__WHAT IS EXPECTED__: Reproduce all lines of the listing below in which the word "单位万人" occurs.

··· SUPPLIED MATERIAL ···

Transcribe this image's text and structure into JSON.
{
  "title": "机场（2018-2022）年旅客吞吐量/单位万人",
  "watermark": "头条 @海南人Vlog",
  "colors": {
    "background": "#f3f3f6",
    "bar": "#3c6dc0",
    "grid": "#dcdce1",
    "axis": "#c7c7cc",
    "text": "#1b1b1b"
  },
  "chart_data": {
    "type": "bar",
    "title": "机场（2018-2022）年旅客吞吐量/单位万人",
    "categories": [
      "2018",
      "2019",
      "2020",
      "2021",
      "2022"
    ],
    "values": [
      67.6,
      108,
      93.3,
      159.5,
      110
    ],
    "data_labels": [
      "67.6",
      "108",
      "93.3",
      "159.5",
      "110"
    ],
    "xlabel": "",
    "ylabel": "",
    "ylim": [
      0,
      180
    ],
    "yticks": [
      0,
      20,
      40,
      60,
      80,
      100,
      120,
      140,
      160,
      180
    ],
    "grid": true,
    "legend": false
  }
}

···

__EXERCISE RESPONSE__:
  "title": "机场（2018-2022）年旅客吞吐量/单位万人",
    "title": "机场（2018-2022）年旅客吞吐量/单位万人",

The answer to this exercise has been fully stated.